> Task statement:
Check each line of the data below for the word "color", then extract the ones that have it.

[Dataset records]
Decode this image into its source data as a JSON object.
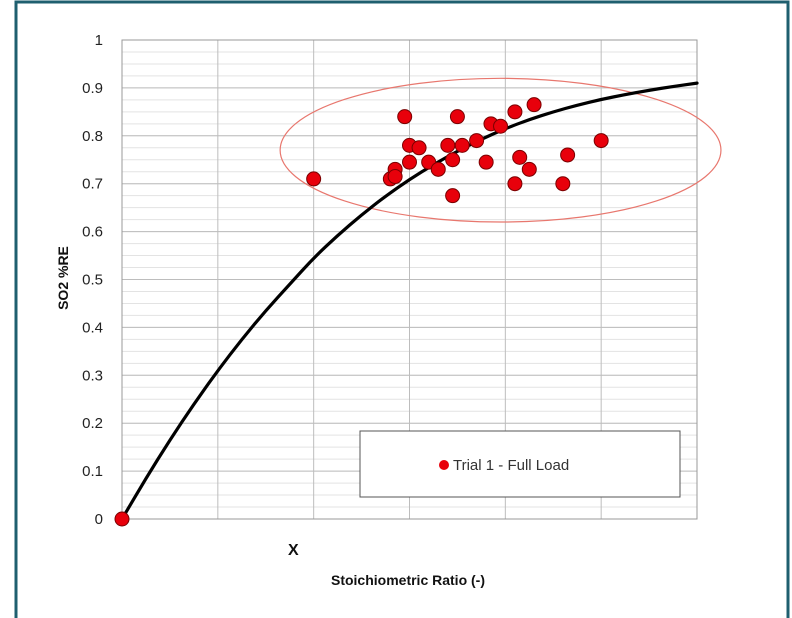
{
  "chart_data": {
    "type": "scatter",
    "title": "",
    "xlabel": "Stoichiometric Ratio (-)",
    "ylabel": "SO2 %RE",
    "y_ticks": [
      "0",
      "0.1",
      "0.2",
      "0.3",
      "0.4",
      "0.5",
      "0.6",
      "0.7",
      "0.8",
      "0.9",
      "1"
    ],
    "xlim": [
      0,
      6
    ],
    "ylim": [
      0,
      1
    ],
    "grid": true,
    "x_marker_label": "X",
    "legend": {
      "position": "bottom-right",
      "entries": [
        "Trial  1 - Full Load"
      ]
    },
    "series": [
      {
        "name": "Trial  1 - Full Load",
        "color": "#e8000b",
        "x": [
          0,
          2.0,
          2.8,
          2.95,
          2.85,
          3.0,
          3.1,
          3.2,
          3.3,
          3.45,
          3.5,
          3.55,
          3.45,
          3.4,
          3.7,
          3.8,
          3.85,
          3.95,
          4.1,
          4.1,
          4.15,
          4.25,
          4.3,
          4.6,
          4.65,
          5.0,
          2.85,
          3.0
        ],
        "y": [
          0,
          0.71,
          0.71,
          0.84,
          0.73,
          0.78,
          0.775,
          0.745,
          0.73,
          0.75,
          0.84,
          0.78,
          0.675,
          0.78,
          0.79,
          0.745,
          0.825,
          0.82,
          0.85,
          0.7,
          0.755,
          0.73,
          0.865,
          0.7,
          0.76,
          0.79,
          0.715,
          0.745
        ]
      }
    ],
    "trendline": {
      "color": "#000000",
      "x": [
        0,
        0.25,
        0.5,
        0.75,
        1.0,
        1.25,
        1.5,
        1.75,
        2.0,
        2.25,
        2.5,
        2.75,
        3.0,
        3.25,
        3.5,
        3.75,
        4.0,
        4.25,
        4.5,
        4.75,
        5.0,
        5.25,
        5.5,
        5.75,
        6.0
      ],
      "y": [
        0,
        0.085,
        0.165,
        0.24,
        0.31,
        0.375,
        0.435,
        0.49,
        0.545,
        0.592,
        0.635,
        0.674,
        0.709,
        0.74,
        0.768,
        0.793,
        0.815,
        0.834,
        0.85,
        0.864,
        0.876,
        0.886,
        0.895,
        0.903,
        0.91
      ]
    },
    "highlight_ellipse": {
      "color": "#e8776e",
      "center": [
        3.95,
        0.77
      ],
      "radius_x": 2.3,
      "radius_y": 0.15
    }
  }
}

> The solution:
        "color": "#e8000b",
      "color": "#000000",
      "color": "#e8776e",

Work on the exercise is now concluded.